Structured figure records
--------------------------------------------------
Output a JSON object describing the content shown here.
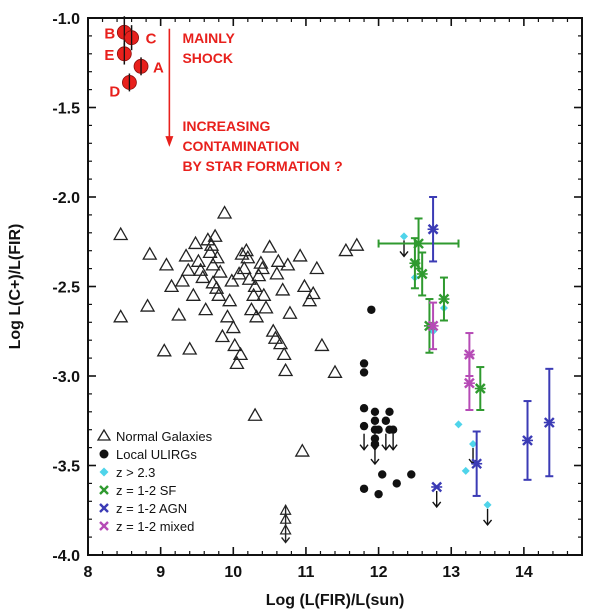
{
  "chart_data": {
    "type": "scatter",
    "title": "",
    "xlabel": "Log (L(FIR)/L(sun)",
    "ylabel": "Log L(C+)/L(FIR)",
    "xlim": [
      8,
      14.8
    ],
    "ylim": [
      -4.0,
      -1.0
    ],
    "xticks": [
      8,
      9,
      10,
      11,
      12,
      13,
      14
    ],
    "yticks": [
      -4.0,
      -3.5,
      -3.0,
      -2.5,
      -2.0,
      -1.5,
      -1.0
    ],
    "xtick_labels": [
      "8",
      "9",
      "10",
      "11",
      "12",
      "13",
      "14"
    ],
    "ytick_labels": [
      "-4.0",
      "-3.5",
      "-3.0",
      "-2.5",
      "-2.0",
      "-1.5",
      "-1.0"
    ],
    "grid": false,
    "legend_position": "bottom-left",
    "colors": {
      "red": "#e8201c",
      "cyan": "#4fd4ea",
      "green": "#2f9a2f",
      "blue": "#3b3bb5",
      "magenta": "#b64bb6",
      "black": "#111111"
    },
    "annotations": [
      {
        "lines": [
          "MAINLY",
          "SHOCK"
        ],
        "x": 9.3,
        "y": -1.14
      },
      {
        "lines": [
          "INCREASING",
          "CONTAMINATION",
          "BY STAR FORMATION ?"
        ],
        "x": 9.3,
        "y": -1.63
      }
    ],
    "labeled_points": [
      {
        "label": "B",
        "x": 8.5,
        "y": -1.08,
        "err": 0.09
      },
      {
        "label": "C",
        "x": 8.6,
        "y": -1.11,
        "err": 0.07
      },
      {
        "label": "E",
        "x": 8.5,
        "y": -1.2,
        "err": 0.06
      },
      {
        "label": "A",
        "x": 8.73,
        "y": -1.27,
        "err": 0.05
      },
      {
        "label": "D",
        "x": 8.57,
        "y": -1.36,
        "err": 0.05
      }
    ],
    "series": [
      {
        "name": "Normal Galaxies",
        "marker": "open-triangle",
        "points": [
          [
            8.45,
            -2.21
          ],
          [
            8.45,
            -2.67
          ],
          [
            8.82,
            -2.61
          ],
          [
            8.85,
            -2.32
          ],
          [
            9.05,
            -2.86
          ],
          [
            9.08,
            -2.38
          ],
          [
            9.15,
            -2.5
          ],
          [
            9.25,
            -2.66
          ],
          [
            9.3,
            -2.47
          ],
          [
            9.35,
            -2.33
          ],
          [
            9.38,
            -2.41
          ],
          [
            9.4,
            -2.85
          ],
          [
            9.45,
            -2.55
          ],
          [
            9.48,
            -2.26
          ],
          [
            9.52,
            -2.36
          ],
          [
            9.55,
            -2.41
          ],
          [
            9.58,
            -2.45
          ],
          [
            9.62,
            -2.63
          ],
          [
            9.65,
            -2.24
          ],
          [
            9.68,
            -2.31
          ],
          [
            9.7,
            -2.27
          ],
          [
            9.72,
            -2.38
          ],
          [
            9.72,
            -2.48
          ],
          [
            9.75,
            -2.22
          ],
          [
            9.77,
            -2.51
          ],
          [
            9.78,
            -2.34
          ],
          [
            9.8,
            -2.55
          ],
          [
            9.82,
            -2.42
          ],
          [
            9.85,
            -2.78
          ],
          [
            9.88,
            -2.09
          ],
          [
            9.92,
            -2.67
          ],
          [
            9.95,
            -2.58
          ],
          [
            9.98,
            -2.47
          ],
          [
            10.0,
            -2.73
          ],
          [
            10.02,
            -2.83
          ],
          [
            10.05,
            -2.93
          ],
          [
            10.08,
            -2.43
          ],
          [
            10.1,
            -2.88
          ],
          [
            10.12,
            -2.32
          ],
          [
            10.15,
            -2.4
          ],
          [
            10.18,
            -2.3
          ],
          [
            10.2,
            -2.34
          ],
          [
            10.22,
            -2.46
          ],
          [
            10.25,
            -2.63
          ],
          [
            10.28,
            -2.55
          ],
          [
            10.3,
            -2.5
          ],
          [
            10.32,
            -2.67
          ],
          [
            10.35,
            -2.44
          ],
          [
            10.38,
            -2.37
          ],
          [
            10.4,
            -2.4
          ],
          [
            10.42,
            -2.55
          ],
          [
            10.45,
            -2.62
          ],
          [
            10.5,
            -2.28
          ],
          [
            10.55,
            -2.75
          ],
          [
            10.58,
            -2.79
          ],
          [
            10.6,
            -2.43
          ],
          [
            10.62,
            -2.36
          ],
          [
            10.65,
            -2.82
          ],
          [
            10.68,
            -2.52
          ],
          [
            10.7,
            -2.88
          ],
          [
            10.75,
            -2.38
          ],
          [
            10.78,
            -2.65
          ],
          [
            10.3,
            -3.22
          ],
          [
            10.95,
            -3.42
          ],
          [
            10.92,
            -2.33
          ],
          [
            10.98,
            -2.5
          ],
          [
            11.05,
            -2.58
          ],
          [
            11.1,
            -2.54
          ],
          [
            11.15,
            -2.4
          ],
          [
            11.22,
            -2.83
          ],
          [
            11.4,
            -2.98
          ],
          [
            11.55,
            -2.3
          ],
          [
            11.7,
            -2.27
          ],
          [
            10.72,
            -2.97
          ]
        ]
      },
      {
        "name": "Local ULIRGs",
        "marker": "filled-circle",
        "points": [
          [
            11.9,
            -2.63
          ],
          [
            11.8,
            -2.93
          ],
          [
            11.8,
            -2.98
          ],
          [
            11.8,
            -3.18
          ],
          [
            11.8,
            -3.28
          ],
          [
            11.95,
            -3.2
          ],
          [
            11.95,
            -3.25
          ],
          [
            11.95,
            -3.3
          ],
          [
            11.95,
            -3.35
          ],
          [
            12.0,
            -3.3
          ],
          [
            12.1,
            -3.25
          ],
          [
            12.15,
            -3.2
          ],
          [
            12.15,
            -3.3
          ],
          [
            12.2,
            -3.3
          ],
          [
            11.95,
            -3.38
          ],
          [
            12.05,
            -3.55
          ],
          [
            11.8,
            -3.63
          ],
          [
            12.0,
            -3.66
          ],
          [
            12.25,
            -3.6
          ],
          [
            12.45,
            -3.55
          ]
        ],
        "upper_limits": [
          [
            11.8,
            -3.3
          ],
          [
            11.95,
            -3.3
          ],
          [
            12.1,
            -3.3
          ],
          [
            12.2,
            -3.3
          ],
          [
            11.95,
            -3.38
          ]
        ]
      },
      {
        "name": "z > 2.3",
        "marker": "cyan-diamond",
        "points": [
          [
            12.35,
            -2.22
          ],
          [
            12.5,
            -2.45
          ],
          [
            12.75,
            -2.75
          ],
          [
            12.9,
            -2.62
          ],
          [
            13.1,
            -3.27
          ],
          [
            13.2,
            -3.53
          ],
          [
            13.3,
            -3.38
          ],
          [
            13.5,
            -3.72
          ]
        ],
        "upper_limits": [
          [
            12.35,
            -2.22
          ],
          [
            13.3,
            -3.38
          ],
          [
            13.5,
            -3.72
          ]
        ]
      },
      {
        "name": "z = 1-2 SF",
        "marker": "green-x",
        "points": [
          {
            "x": 12.55,
            "y": -2.26,
            "yerr": 0.14,
            "xerr": 0.55
          },
          {
            "x": 12.5,
            "y": -2.37,
            "yerr": 0.14
          },
          {
            "x": 12.6,
            "y": -2.43,
            "yerr": 0.12
          },
          {
            "x": 12.9,
            "y": -2.57,
            "yerr": 0.12
          },
          {
            "x": 12.7,
            "y": -2.72,
            "yerr": 0.15
          },
          {
            "x": 13.4,
            "y": -3.07,
            "yerr": 0.12
          }
        ]
      },
      {
        "name": "z = 1-2 AGN",
        "marker": "blue-x",
        "points": [
          {
            "x": 12.75,
            "y": -2.18,
            "yerr": 0.18
          },
          {
            "x": 12.8,
            "y": -3.62
          },
          {
            "x": 13.35,
            "y": -3.49,
            "yerr": 0.18
          },
          {
            "x": 14.05,
            "y": -3.36,
            "yerr": 0.22
          },
          {
            "x": 14.35,
            "y": -3.26,
            "yerr": 0.3
          }
        ],
        "upper_limits": [
          [
            12.8,
            -3.62
          ]
        ]
      },
      {
        "name": "z = 1-2 mixed",
        "marker": "magenta-x",
        "points": [
          {
            "x": 12.75,
            "y": -2.72,
            "yerr": 0.13
          },
          {
            "x": 13.25,
            "y": -2.88,
            "yerr": 0.12
          },
          {
            "x": 13.25,
            "y": -3.04,
            "yerr": 0.15
          }
        ]
      },
      {
        "name": "",
        "marker": "gray-x-limit",
        "points": [
          [
            10.72,
            -3.75
          ],
          [
            10.72,
            -3.8
          ],
          [
            10.72,
            -3.86
          ]
        ]
      }
    ]
  }
}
--------------------------------------------------
Objective => Using the records above, gather all lines where the string "marker" is present.

Solution for this task =>
        "marker": "open-triangle",
        "marker": "filled-circle",
        "marker": "cyan-diamond",
        "marker": "green-x",
        "marker": "blue-x",
        "marker": "magenta-x",
        "marker": "gray-x-limit",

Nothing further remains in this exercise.